→ SUPPLIED MATERIAL
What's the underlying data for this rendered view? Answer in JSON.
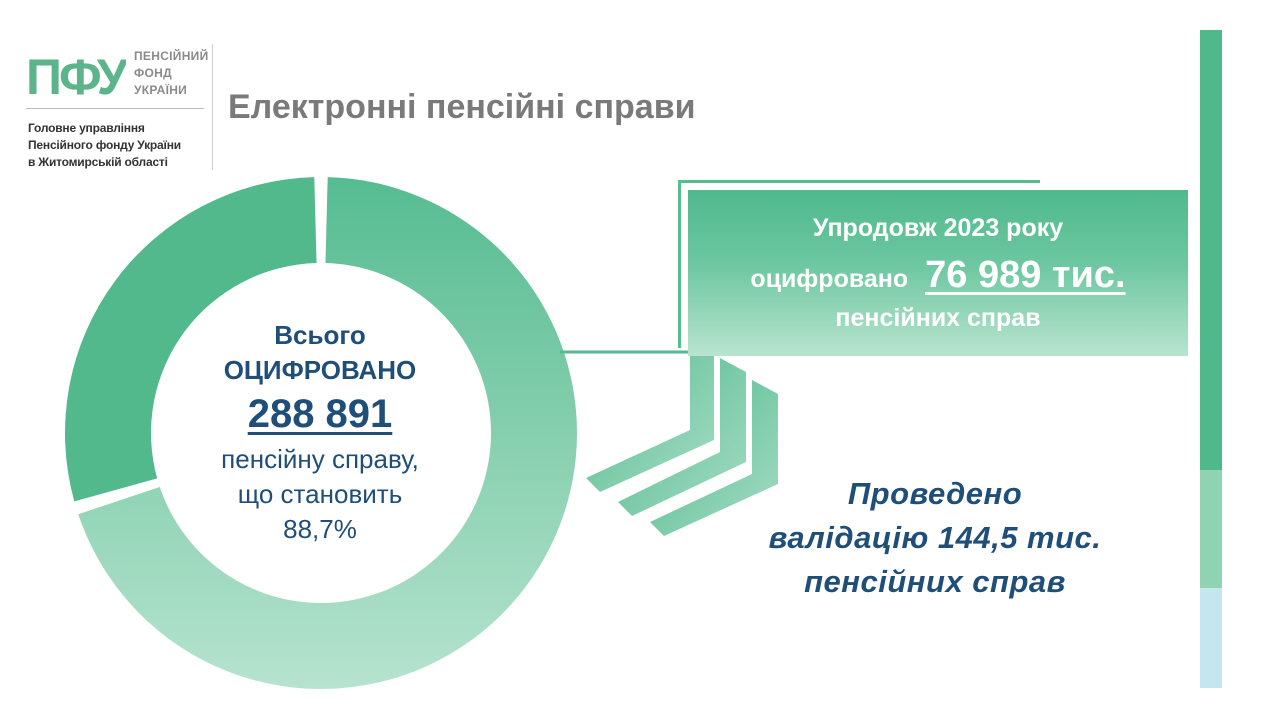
{
  "logo": {
    "abbr": "ПФУ",
    "words": [
      "ПЕНСІЙНИЙ",
      "ФОНД",
      "УКРАЇНИ"
    ],
    "department": [
      "Головне управління",
      "Пенсійного фонду України",
      "в Житомирській області"
    ]
  },
  "title": "Електронні пенсійні справи",
  "donut": {
    "line1": "Всього",
    "line2": "ОЦИФРОВАНО",
    "number": "288 891",
    "line3": "пенсійну справу,",
    "line4": "що становить",
    "line5": "88,7%",
    "percent": 88.7
  },
  "callout": {
    "line1": "Упродовж 2023 року",
    "line2_prefix": "оцифровано",
    "number": "76 989 тис.",
    "line3": "пенсійних справ"
  },
  "validation": {
    "line1": "Проведено",
    "line2": "валідацію 144,5 тис.",
    "line3": "пенсійних справ"
  },
  "colors": {
    "green": "#4fb98c",
    "light_green": "#a6dcc6",
    "navy": "#1f4e79",
    "grey": "#7a7a7a"
  }
}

→ WHAT YOU NEED TO DO
Your copy should repeat each entry above exactly but contain no pictures.

→ EXERCISE RESULT
What's the underlying data for this rendered view? Answer in JSON.
{
  "logo": {
    "abbr": "ПФУ",
    "words": [
      "ПЕНСІЙНИЙ",
      "ФОНД",
      "УКРАЇНИ"
    ],
    "department": [
      "Головне управління",
      "Пенсійного фонду України",
      "в Житомирській області"
    ]
  },
  "title": "Електронні пенсійні справи",
  "donut": {
    "line1": "Всього",
    "line2": "ОЦИФРОВАНО",
    "number": "288 891",
    "line3": "пенсійну справу,",
    "line4": "що становить",
    "line5": "88,7%",
    "percent": 88.7
  },
  "callout": {
    "line1": "Упродовж 2023 року",
    "line2_prefix": "оцифровано",
    "number": "76 989 тис.",
    "line3": "пенсійних справ"
  },
  "validation": {
    "line1": "Проведено",
    "line2": "валідацію 144,5 тис.",
    "line3": "пенсійних справ"
  },
  "colors": {
    "green": "#4fb98c",
    "light_green": "#a6dcc6",
    "navy": "#1f4e79",
    "grey": "#7a7a7a"
  }
}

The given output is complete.